- WHAT THE TASK ASKS
The data below should be restated word for word, with every picture omitted.

Entries from a visual dataset
···
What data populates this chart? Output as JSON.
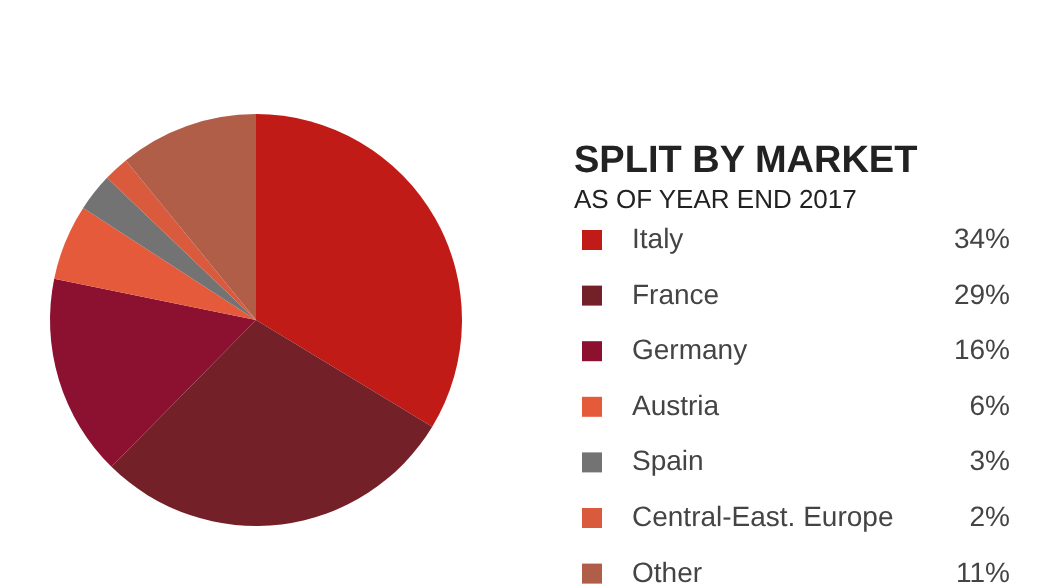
{
  "chart_data": {
    "type": "pie",
    "title": "SPLIT BY MARKET",
    "subtitle": "AS OF YEAR END 2017",
    "categories": [
      "Italy",
      "France",
      "Germany",
      "Austria",
      "Spain",
      "Central-East. Europe",
      "Other"
    ],
    "values": [
      34,
      29,
      16,
      6,
      3,
      2,
      11
    ],
    "value_labels": [
      "34%",
      "29%",
      "16%",
      "6%",
      "3%",
      "2%",
      "11%"
    ],
    "colors": [
      "#c01b17",
      "#732028",
      "#8c1130",
      "#e65a3c",
      "#737373",
      "#d95a3d",
      "#b05e48"
    ],
    "legend": "right"
  }
}
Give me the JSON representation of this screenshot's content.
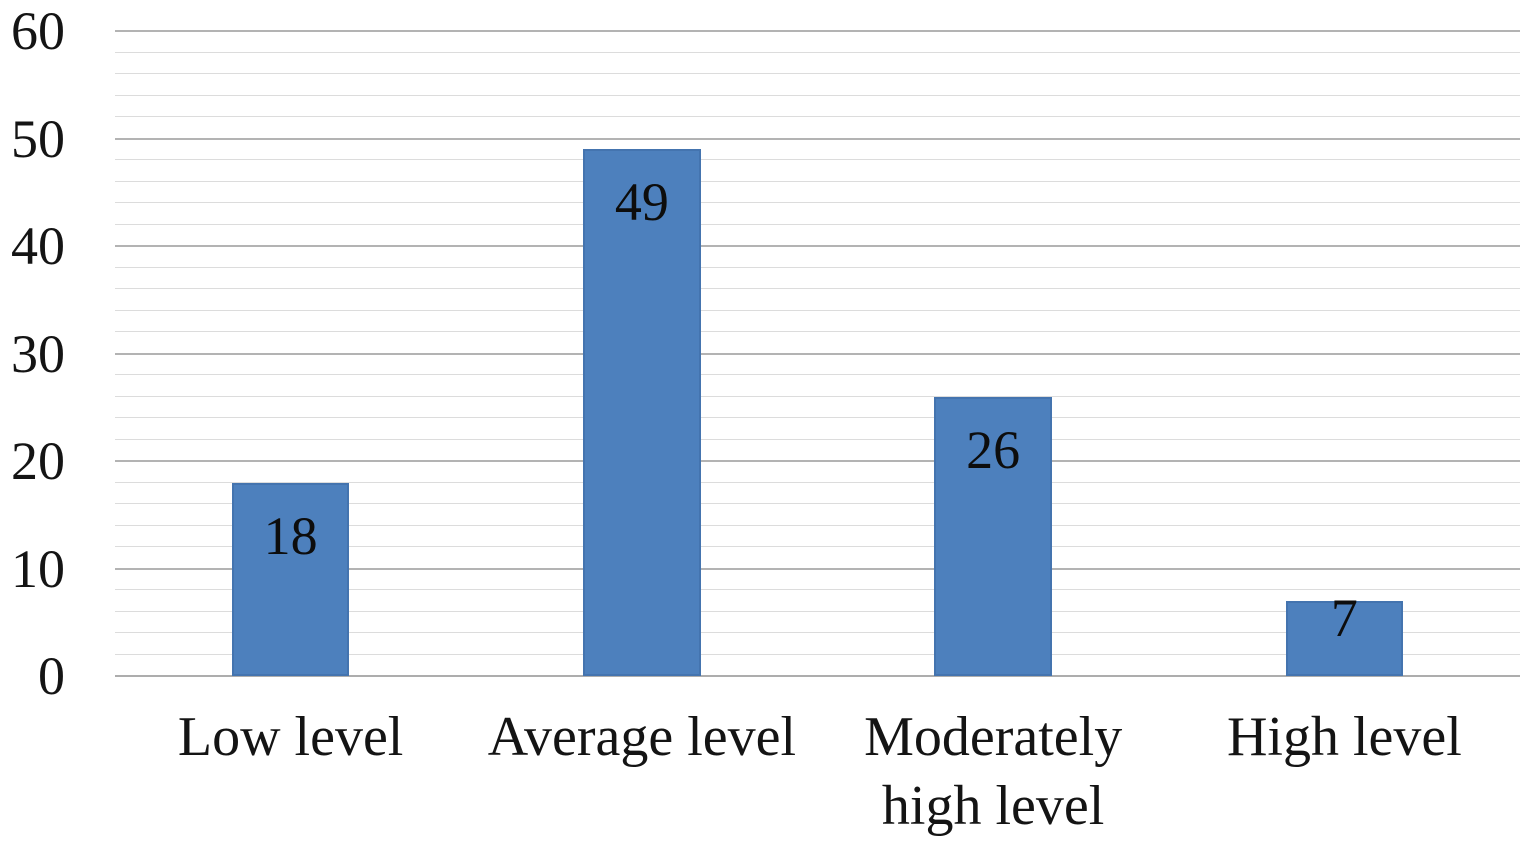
{
  "chart_data": {
    "type": "bar",
    "title": "",
    "xlabel": "",
    "ylabel": "",
    "categories": [
      "Low level",
      "Average level",
      "Moderately high level",
      "High level"
    ],
    "values": [
      18,
      49,
      26,
      7
    ],
    "data_labels": [
      "18",
      "49",
      "26",
      "7"
    ],
    "ylim": [
      0,
      60
    ],
    "ytick_major_step": 10,
    "ytick_minor_step": 2,
    "ytick_labels": [
      "0",
      "10",
      "20",
      "30",
      "40",
      "50",
      "60"
    ],
    "grid": "horizontal major and minor gridlines, no vertical gridlines",
    "legend": "none",
    "colors": {
      "bar_fill": "#4d80bd",
      "bar_border": "#4474af",
      "major_gridline": "#b3b3b3",
      "minor_gridline": "#dcdcdc",
      "axis_baseline": "#adadad",
      "text": "#141414",
      "background": "#ffffff"
    }
  }
}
···
- COMPLETE OUTPUT
What data populates this chart? Output as JSON.
{
  "chart_data": {
    "type": "pie",
    "title": "SPLIT BY MARKET",
    "subtitle": "AS OF YEAR END 2017",
    "categories": [
      "Italy",
      "France",
      "Germany",
      "Austria",
      "Spain",
      "Central-East. Europe",
      "Other"
    ],
    "values": [
      34,
      29,
      16,
      6,
      3,
      2,
      11
    ],
    "value_labels": [
      "34%",
      "29%",
      "16%",
      "6%",
      "3%",
      "2%",
      "11%"
    ],
    "colors": [
      "#c01b17",
      "#732028",
      "#8c1130",
      "#e65a3c",
      "#737373",
      "#d95a3d",
      "#b05e48"
    ],
    "legend": "right"
  }
}
Give me the JSON representation of this screenshot's content.
{
  "chart_data": {
    "type": "bar",
    "title": "",
    "xlabel": "",
    "ylabel": "",
    "categories": [
      "Low level",
      "Average level",
      "Moderately high level",
      "High level"
    ],
    "values": [
      18,
      49,
      26,
      7
    ],
    "data_labels": [
      "18",
      "49",
      "26",
      "7"
    ],
    "ylim": [
      0,
      60
    ],
    "ytick_major_step": 10,
    "ytick_minor_step": 2,
    "ytick_labels": [
      "0",
      "10",
      "20",
      "30",
      "40",
      "50",
      "60"
    ],
    "grid": "horizontal major and minor gridlines, no vertical gridlines",
    "legend": "none",
    "colors": {
      "bar_fill": "#4d80bd",
      "bar_border": "#4474af",
      "major_gridline": "#b3b3b3",
      "minor_gridline": "#dcdcdc",
      "axis_baseline": "#adadad",
      "text": "#141414",
      "background": "#ffffff"
    }
  }
}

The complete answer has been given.